What is the number of lines that include the word "this"? Provide only that figure.

Records from a dataset
━━━━━━━━━━━━━━━━━━━━

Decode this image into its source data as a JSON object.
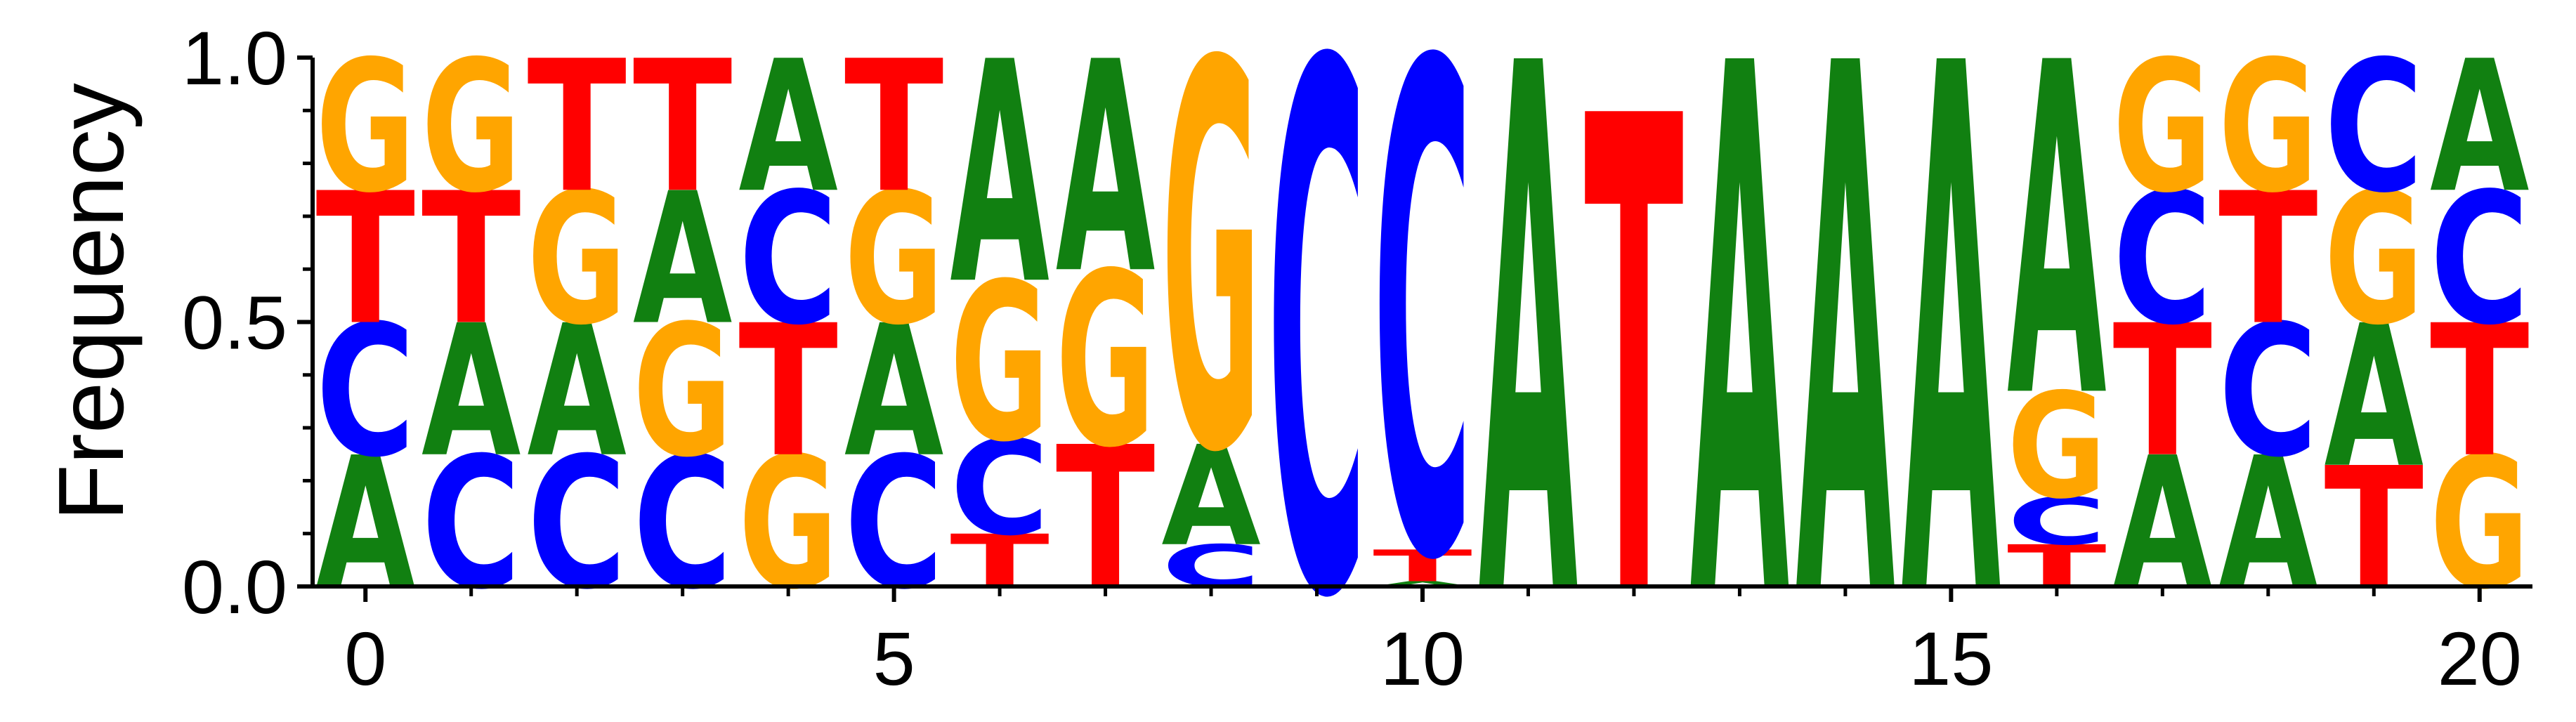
{
  "chart_data": {
    "type": "sequence-logo",
    "ylabel": "Frequency",
    "ylim": [
      0,
      1.0
    ],
    "xlim": [
      -0.5,
      20.5
    ],
    "yticks": [
      "0.0",
      "0.5",
      "1.0"
    ],
    "xticks": [
      "0",
      "5",
      "10",
      "15",
      "20"
    ],
    "colors": {
      "A": "#118011",
      "C": "#0000ff",
      "G": "#ffa500",
      "T": "#ff0000"
    },
    "positions": [
      {
        "pos": 0,
        "stack": [
          [
            "A",
            0.25
          ],
          [
            "C",
            0.25
          ],
          [
            "T",
            0.25
          ],
          [
            "G",
            0.25
          ]
        ]
      },
      {
        "pos": 1,
        "stack": [
          [
            "C",
            0.25
          ],
          [
            "A",
            0.25
          ],
          [
            "T",
            0.25
          ],
          [
            "G",
            0.25
          ]
        ]
      },
      {
        "pos": 2,
        "stack": [
          [
            "C",
            0.25
          ],
          [
            "A",
            0.25
          ],
          [
            "G",
            0.25
          ],
          [
            "T",
            0.25
          ]
        ]
      },
      {
        "pos": 3,
        "stack": [
          [
            "C",
            0.25
          ],
          [
            "G",
            0.25
          ],
          [
            "A",
            0.25
          ],
          [
            "T",
            0.25
          ]
        ]
      },
      {
        "pos": 4,
        "stack": [
          [
            "G",
            0.25
          ],
          [
            "T",
            0.25
          ],
          [
            "C",
            0.25
          ],
          [
            "A",
            0.25
          ]
        ]
      },
      {
        "pos": 5,
        "stack": [
          [
            "C",
            0.25
          ],
          [
            "A",
            0.25
          ],
          [
            "G",
            0.25
          ],
          [
            "T",
            0.25
          ]
        ]
      },
      {
        "pos": 6,
        "stack": [
          [
            "T",
            0.1
          ],
          [
            "C",
            0.18
          ],
          [
            "G",
            0.3
          ],
          [
            "A",
            0.42
          ]
        ]
      },
      {
        "pos": 7,
        "stack": [
          [
            "T",
            0.27
          ],
          [
            "G",
            0.33
          ],
          [
            "A",
            0.4
          ]
        ]
      },
      {
        "pos": 8,
        "stack": [
          [
            "C",
            0.08
          ],
          [
            "A",
            0.19
          ],
          [
            "G",
            0.73
          ]
        ]
      },
      {
        "pos": 9,
        "stack": [
          [
            "C",
            1.0
          ]
        ]
      },
      {
        "pos": 10,
        "stack": [
          [
            "A",
            0.01
          ],
          [
            "T",
            0.06
          ],
          [
            "C",
            0.93
          ]
        ]
      },
      {
        "pos": 11,
        "stack": [
          [
            "A",
            1.0
          ]
        ]
      },
      {
        "pos": 12,
        "stack": [
          [
            "T",
            0.9
          ]
        ]
      },
      {
        "pos": 13,
        "stack": [
          [
            "A",
            1.0
          ]
        ]
      },
      {
        "pos": 14,
        "stack": [
          [
            "A",
            1.0
          ]
        ]
      },
      {
        "pos": 15,
        "stack": [
          [
            "A",
            1.0
          ]
        ]
      },
      {
        "pos": 16,
        "stack": [
          [
            "T",
            0.08
          ],
          [
            "C",
            0.09
          ],
          [
            "G",
            0.2
          ],
          [
            "A",
            0.63
          ]
        ]
      },
      {
        "pos": 17,
        "stack": [
          [
            "A",
            0.25
          ],
          [
            "T",
            0.25
          ],
          [
            "C",
            0.25
          ],
          [
            "G",
            0.25
          ]
        ]
      },
      {
        "pos": 18,
        "stack": [
          [
            "A",
            0.25
          ],
          [
            "C",
            0.25
          ],
          [
            "T",
            0.25
          ],
          [
            "G",
            0.25
          ]
        ]
      },
      {
        "pos": 19,
        "stack": [
          [
            "T",
            0.23
          ],
          [
            "A",
            0.27
          ],
          [
            "G",
            0.25
          ],
          [
            "C",
            0.25
          ]
        ]
      },
      {
        "pos": 20,
        "stack": [
          [
            "G",
            0.25
          ],
          [
            "T",
            0.25
          ],
          [
            "C",
            0.25
          ],
          [
            "A",
            0.25
          ]
        ]
      }
    ]
  }
}
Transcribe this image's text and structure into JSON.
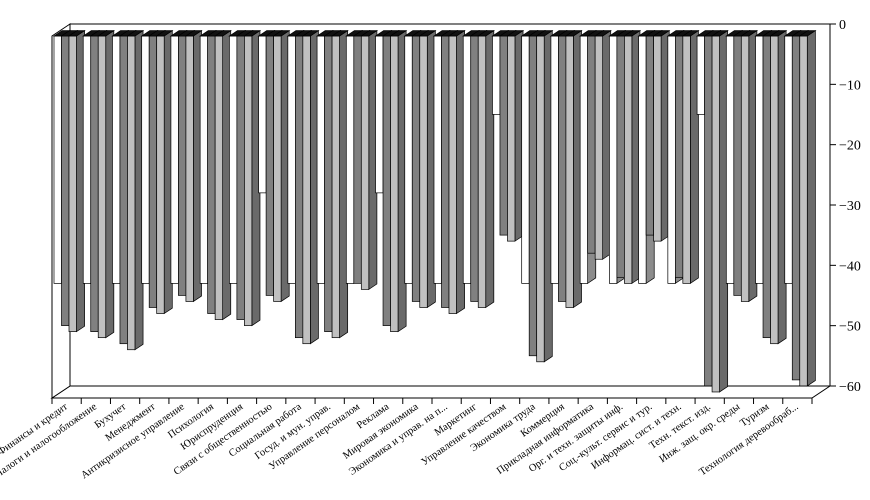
{
  "chart_data": {
    "type": "bar",
    "style": "3d-clustered-column",
    "title": "",
    "xlabel": "",
    "ylabel": "",
    "ylim": [
      -60,
      0
    ],
    "yticks": [
      0,
      -10,
      -20,
      -30,
      -40,
      -50,
      -60
    ],
    "grid": false,
    "legend": "none",
    "categories": [
      "Финансы и кредит",
      "Налоги и налогообложение",
      "Бухучет",
      "Менеджмент",
      "Антикризисное управление",
      "Психология",
      "Юриспруденция",
      "Связи с общественностью",
      "Социальная работа",
      "Госуд. и мун. управ.",
      "Управление персоналом",
      "Реклама",
      "Мировая экономика",
      "Экономика и управ. на п...",
      "Маркетинг",
      "Управление качеством",
      "Экономика труда",
      "Коммерция",
      "Прикладная информатика",
      "Орг. и техн. защиты инф.",
      "Соц.-культ. сервис и тур.",
      "Информац. сист. и техн.",
      "Техн. текст. изд.",
      "Инж. защ. окр. среды",
      "Туризм",
      "Технология деревообраб..."
    ],
    "series": [
      {
        "name": "series-1",
        "color": "#ffffff",
        "values": [
          -41,
          -41,
          -41,
          -41,
          -41,
          -41,
          -41,
          -26,
          -41,
          -41,
          -41,
          -26,
          -41,
          -41,
          -41,
          -13,
          -41,
          -41,
          -41,
          -41,
          -41,
          -41,
          -13,
          -41,
          -41,
          -41
        ]
      },
      {
        "name": "series-2",
        "color": "#808080",
        "values": [
          -48,
          -49,
          -51,
          -45,
          -43,
          -46,
          -47,
          -43,
          -50,
          -49,
          -41,
          -48,
          -44,
          -45,
          -44,
          -33,
          -53,
          -44,
          -36,
          -40,
          -33,
          -40,
          -58,
          -43,
          -50,
          -57
        ]
      },
      {
        "name": "series-3",
        "color": "#c0c0c0",
        "values": [
          -49,
          -50,
          -52,
          -46,
          -44,
          -47,
          -48,
          -44,
          -51,
          -50,
          -42,
          -49,
          -45,
          -46,
          -45,
          -34,
          -54,
          -45,
          -37,
          -41,
          -34,
          -41,
          -59,
          -44,
          -51,
          -58
        ]
      }
    ]
  }
}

━━━━━━━━━━━━━━━━━━━━

Full response: 2